I was like, “Yeah, I’m totally a singer. I’m from New York.” I’m letting him know, “This is what I do. I have a demo. I do all of this.’

He’s like, “Oh, give me your demo. I drive around famous managers, and I’d love to give it to somebody.”

Lo and behold, two weeks later, I got a call from a major manager in the secular pop industry. That was the beginning. It was then from about 13 till 16, I was working with these top-of-the-line—you would know their names if I told you—top producers, and they were kind of grooming me. I went from being groomed in Santeria to be being groomed to be like this kind of pop girl from the hood version of Kesha.

It was Kesha, but like the hood side. But basically that’s kind of what happened. I got a record deal. But before that, I just said “Hey, I write.”

You know, my whole heart was always to write. But when you get involved with people in the industry; they try to silence your voice and make you what they want you to be—you know, their little puppet. So the whole Kesha thing wasn’t working for me. I said, “Hey, I write. Let me write.”

Finally, when I did write, that song was picked up by Hollywood Records for a soundtrack. They wanted to sign me. At the age of 16, I was signed to Hollywood Records, the Disney subdivision record company, and I went from a girl in the hood to a girl in Hollywood.

I had a top 25 Billboard hit.

I was touring with Rihanna.

I was doing all these things that a little girl from where I came from could only dream of, and I quickly forgot that I wanted to make music to help people. I became a product. I became a brand. I was told that “People have gotta want to be you, or they gotta want to be with you.” Obviously, I’m saying it very PG, because that’s not how it was said to me—and I was a teenager, you know what I mean? So I started to do music. I don’t even know if you know that part of me, but my whole life up to a couple years ago was solely music.

But in the midst of my pop career, God got a hold of me. I was invited to a Christian church. I had still been feeling the same things about inside of my home. Although I had money, although I had all these things, nothing had changed. I was still a broken little girl, and I couldn’t make my parents stop fighting, and I couldn’t make my friends really be my friends and not be jealous of me and all these things that I had no control over.

Again, I was faced with, “You should just end it all.” Now I’m a teenager on my way to becoming an adult. Here I am, hearing these voices again to just end it all, like “Look, you have money now. You have fame now. You can have whatever and whomever you want, and you’re still broken, and you’re still lost.”

Supplied data
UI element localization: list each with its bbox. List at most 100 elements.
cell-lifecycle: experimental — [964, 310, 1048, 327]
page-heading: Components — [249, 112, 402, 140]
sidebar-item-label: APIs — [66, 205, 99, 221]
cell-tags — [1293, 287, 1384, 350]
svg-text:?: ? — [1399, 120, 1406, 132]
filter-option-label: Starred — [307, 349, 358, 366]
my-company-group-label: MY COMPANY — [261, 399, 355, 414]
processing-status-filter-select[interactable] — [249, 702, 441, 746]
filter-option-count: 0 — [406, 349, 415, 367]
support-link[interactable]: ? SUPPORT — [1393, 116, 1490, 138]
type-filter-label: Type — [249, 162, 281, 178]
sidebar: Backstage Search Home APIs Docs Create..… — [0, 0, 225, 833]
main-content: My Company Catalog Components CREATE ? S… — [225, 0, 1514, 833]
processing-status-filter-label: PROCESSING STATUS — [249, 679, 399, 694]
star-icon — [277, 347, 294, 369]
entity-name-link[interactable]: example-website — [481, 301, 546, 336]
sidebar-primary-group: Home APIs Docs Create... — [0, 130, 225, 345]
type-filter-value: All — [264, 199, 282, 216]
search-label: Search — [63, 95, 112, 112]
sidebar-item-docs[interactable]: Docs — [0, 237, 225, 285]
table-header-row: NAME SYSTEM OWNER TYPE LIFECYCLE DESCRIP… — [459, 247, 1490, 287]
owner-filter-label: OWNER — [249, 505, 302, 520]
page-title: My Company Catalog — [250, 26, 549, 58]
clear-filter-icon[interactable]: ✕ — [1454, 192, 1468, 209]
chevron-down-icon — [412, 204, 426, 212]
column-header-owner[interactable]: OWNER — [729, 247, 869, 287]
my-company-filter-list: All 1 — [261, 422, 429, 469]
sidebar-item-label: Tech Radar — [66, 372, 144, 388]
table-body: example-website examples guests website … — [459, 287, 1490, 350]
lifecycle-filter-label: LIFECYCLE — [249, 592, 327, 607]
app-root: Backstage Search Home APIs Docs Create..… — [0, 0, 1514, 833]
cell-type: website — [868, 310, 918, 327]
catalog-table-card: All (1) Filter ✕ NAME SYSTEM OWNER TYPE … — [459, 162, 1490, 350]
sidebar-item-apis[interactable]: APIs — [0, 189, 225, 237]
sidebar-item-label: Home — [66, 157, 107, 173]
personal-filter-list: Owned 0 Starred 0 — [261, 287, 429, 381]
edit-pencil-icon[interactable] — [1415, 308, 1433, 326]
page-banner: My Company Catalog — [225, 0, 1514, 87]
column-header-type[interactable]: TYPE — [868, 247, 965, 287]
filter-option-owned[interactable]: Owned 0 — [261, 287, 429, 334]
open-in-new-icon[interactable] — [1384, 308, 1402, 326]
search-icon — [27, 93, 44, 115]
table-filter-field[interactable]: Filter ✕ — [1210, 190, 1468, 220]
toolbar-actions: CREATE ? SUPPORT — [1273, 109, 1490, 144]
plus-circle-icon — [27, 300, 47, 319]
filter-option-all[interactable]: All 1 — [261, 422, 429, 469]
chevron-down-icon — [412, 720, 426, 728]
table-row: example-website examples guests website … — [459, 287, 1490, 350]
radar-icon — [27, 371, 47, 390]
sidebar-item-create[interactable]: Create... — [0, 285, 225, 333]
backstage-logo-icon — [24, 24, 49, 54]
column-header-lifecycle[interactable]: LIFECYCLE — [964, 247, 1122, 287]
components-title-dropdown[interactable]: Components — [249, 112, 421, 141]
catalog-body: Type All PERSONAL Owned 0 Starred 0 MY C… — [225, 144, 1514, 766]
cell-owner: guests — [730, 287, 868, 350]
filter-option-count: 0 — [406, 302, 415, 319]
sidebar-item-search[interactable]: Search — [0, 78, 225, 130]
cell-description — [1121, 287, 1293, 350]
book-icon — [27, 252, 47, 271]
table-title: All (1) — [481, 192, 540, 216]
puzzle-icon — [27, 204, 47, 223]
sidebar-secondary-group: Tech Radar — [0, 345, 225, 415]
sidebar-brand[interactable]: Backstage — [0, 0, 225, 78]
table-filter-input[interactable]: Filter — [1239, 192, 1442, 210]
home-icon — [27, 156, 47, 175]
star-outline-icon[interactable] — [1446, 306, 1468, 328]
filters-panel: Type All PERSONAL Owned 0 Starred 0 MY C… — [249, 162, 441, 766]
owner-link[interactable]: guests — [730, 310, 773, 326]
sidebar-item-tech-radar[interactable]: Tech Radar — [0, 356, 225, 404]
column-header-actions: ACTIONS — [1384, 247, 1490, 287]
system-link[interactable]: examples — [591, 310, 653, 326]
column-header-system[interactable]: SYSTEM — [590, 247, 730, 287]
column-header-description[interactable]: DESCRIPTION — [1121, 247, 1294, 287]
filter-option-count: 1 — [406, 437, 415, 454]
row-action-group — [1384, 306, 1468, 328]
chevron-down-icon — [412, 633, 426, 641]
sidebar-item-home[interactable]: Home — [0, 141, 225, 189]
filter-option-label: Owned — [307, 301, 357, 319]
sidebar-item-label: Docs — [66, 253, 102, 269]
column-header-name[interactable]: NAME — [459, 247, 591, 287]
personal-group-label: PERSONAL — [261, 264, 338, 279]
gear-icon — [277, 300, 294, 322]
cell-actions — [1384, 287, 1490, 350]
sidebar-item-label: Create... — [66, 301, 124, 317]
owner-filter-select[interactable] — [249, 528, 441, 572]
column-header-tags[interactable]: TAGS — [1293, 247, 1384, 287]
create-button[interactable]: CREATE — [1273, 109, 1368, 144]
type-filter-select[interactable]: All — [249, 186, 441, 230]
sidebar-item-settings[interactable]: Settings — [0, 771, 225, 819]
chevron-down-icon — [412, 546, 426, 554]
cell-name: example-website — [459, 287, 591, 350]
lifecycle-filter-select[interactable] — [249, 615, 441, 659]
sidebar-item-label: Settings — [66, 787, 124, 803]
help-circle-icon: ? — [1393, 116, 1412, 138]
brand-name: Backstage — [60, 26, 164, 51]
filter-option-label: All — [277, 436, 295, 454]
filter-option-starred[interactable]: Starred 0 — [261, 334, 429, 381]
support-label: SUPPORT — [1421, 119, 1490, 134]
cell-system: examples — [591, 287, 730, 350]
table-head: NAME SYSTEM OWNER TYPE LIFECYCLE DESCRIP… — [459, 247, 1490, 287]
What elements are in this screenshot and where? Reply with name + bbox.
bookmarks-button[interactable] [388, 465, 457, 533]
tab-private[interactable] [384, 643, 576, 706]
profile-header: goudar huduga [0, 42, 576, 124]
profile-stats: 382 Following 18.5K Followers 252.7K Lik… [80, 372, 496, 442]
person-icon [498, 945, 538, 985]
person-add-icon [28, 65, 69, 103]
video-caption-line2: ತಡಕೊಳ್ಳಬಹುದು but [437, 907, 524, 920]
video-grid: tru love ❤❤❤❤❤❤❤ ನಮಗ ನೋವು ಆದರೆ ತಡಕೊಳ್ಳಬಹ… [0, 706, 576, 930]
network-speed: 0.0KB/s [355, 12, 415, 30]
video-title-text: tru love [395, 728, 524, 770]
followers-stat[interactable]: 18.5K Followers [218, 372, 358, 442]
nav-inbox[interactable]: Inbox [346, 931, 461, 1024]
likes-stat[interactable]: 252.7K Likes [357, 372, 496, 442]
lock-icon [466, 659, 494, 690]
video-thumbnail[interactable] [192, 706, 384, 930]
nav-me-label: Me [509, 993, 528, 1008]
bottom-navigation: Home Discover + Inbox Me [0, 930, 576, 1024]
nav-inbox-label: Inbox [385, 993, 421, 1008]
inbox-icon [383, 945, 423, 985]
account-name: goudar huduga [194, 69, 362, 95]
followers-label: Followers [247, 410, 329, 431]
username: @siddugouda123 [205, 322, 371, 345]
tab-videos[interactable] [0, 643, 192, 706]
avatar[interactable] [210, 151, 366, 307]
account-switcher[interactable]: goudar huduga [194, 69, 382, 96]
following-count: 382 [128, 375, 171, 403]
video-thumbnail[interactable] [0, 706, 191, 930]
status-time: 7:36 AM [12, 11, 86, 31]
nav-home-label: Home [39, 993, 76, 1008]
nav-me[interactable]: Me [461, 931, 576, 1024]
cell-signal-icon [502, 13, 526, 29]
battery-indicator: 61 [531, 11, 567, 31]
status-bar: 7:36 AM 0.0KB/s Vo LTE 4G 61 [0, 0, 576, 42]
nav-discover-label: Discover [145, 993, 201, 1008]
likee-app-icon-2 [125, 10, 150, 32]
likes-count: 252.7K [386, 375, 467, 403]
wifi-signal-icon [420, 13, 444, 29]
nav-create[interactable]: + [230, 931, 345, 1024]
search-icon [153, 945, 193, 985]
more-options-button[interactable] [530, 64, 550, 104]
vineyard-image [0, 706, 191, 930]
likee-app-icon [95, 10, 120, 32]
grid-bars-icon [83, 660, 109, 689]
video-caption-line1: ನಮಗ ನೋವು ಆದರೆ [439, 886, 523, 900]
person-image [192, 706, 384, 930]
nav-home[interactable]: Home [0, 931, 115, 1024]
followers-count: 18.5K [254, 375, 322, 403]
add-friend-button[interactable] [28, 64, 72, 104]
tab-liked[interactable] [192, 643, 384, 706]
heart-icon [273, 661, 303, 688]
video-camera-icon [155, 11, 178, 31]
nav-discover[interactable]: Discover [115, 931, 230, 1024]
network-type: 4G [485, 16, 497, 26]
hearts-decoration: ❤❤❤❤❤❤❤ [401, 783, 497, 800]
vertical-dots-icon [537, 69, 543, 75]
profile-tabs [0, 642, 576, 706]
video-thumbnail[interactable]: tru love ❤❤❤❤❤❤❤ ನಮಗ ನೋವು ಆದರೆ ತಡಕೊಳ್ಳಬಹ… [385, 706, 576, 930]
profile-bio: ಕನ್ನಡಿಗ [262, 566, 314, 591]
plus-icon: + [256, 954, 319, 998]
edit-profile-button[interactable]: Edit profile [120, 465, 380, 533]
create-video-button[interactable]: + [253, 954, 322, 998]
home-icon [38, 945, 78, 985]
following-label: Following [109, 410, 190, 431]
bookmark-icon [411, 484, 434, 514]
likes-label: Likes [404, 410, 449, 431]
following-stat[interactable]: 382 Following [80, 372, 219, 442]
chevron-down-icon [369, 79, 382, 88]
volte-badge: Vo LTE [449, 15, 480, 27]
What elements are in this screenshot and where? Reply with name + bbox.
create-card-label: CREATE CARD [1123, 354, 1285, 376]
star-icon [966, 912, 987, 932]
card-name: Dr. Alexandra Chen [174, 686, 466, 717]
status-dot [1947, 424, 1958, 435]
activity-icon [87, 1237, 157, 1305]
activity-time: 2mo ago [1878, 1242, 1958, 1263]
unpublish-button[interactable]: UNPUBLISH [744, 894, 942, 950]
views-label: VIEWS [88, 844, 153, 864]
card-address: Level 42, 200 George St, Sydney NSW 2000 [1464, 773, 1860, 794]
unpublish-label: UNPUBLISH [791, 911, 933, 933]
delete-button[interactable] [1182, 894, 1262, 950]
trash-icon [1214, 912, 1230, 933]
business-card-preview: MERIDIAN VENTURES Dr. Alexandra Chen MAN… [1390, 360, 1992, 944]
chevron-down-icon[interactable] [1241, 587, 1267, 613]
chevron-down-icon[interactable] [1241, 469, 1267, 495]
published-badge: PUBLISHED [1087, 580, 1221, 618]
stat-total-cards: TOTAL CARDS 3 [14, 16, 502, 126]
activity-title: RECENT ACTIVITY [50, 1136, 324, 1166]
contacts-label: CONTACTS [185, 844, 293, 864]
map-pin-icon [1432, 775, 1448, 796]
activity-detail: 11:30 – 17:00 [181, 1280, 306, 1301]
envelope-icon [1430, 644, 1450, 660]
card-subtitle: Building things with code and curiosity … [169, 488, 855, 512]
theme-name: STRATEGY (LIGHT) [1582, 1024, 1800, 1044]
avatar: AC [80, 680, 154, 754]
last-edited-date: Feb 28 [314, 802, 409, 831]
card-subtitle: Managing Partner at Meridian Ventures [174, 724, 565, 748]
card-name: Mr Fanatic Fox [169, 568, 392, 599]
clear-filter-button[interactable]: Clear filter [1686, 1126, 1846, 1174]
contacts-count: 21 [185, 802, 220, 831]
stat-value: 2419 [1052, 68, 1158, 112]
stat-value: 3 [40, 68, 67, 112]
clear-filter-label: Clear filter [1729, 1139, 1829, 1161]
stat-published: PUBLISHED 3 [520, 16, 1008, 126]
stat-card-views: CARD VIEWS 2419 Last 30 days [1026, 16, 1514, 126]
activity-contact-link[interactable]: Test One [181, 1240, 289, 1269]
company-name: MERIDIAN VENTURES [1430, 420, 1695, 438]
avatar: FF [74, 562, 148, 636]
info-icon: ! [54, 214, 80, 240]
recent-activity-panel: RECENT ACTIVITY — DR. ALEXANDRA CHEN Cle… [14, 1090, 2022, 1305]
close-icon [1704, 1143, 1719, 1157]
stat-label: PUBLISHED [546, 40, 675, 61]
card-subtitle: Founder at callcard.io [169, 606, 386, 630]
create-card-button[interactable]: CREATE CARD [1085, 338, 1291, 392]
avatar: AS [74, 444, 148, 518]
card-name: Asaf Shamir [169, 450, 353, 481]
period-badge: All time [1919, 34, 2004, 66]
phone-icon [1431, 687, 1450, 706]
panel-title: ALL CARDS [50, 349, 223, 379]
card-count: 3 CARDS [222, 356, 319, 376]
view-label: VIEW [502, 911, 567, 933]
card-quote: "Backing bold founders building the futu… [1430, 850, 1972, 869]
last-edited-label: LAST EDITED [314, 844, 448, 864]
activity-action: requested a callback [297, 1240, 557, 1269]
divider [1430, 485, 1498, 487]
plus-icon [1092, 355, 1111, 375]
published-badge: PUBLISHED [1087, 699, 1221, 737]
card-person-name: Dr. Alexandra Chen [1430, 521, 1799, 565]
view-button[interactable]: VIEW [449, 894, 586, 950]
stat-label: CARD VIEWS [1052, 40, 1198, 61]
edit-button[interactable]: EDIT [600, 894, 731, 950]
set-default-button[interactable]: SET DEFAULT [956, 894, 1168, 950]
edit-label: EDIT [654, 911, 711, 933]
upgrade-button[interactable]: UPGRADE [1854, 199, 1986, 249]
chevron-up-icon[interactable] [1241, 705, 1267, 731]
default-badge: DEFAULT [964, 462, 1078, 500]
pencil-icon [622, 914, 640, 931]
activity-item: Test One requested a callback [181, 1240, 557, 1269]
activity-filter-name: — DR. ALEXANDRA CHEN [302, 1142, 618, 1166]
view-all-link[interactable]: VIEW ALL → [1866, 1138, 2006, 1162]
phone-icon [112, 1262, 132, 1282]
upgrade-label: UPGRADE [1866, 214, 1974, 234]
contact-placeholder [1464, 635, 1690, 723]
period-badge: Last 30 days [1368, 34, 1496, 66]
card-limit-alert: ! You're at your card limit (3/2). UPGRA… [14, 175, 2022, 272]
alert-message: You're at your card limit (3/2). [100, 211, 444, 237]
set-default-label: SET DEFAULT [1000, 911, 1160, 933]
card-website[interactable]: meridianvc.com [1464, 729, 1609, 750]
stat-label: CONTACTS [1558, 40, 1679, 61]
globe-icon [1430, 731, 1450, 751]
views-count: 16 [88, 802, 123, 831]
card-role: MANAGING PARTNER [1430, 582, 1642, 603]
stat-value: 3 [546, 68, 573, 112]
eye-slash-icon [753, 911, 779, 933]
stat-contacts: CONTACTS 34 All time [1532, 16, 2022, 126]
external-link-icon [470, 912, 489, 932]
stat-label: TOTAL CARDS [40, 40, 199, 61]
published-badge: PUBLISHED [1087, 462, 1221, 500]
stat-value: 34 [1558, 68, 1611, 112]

Task instructions
• a. Which performers and record labels does the music-career account name?
• b. Can you extract the passage of the music-career account that starts with "You know, my" and goes on through "25 Billboard hit.", word for word?
• c. How would you sum up the music-career account in two sentences?

Outputs for the tasks
• a. Kesha, Hollywood Records, Rihanna

• b.
You know, my whole heart was always to write. But when you get involved with people in the industry; they try to silence your voice and make you what they want you to be—you know, their little puppet. So the whole Kesha thing wasn’t working for me. I said, “Hey, I write. Let me write.”

Finally, when I did write, that song was picked up by Hollywood Records for a soundtrack. They wanted to sign me. At the age of 16, I was signed to Hollywood Records, the Disney subdivision record company, and I went from a girl in the hood to a girl in Hollywood.

I had a top 25 Billboard hit.

• c. After a driver for famous managers passed the narrator's demo along, a major pop manager called, and producers groomed the narrator from about 13 to 16. Signed to Hollywood Records at 16, the narrator had a top 25 Billboard hit and toured with Rihanna, but still felt broken and lost despite money and fame.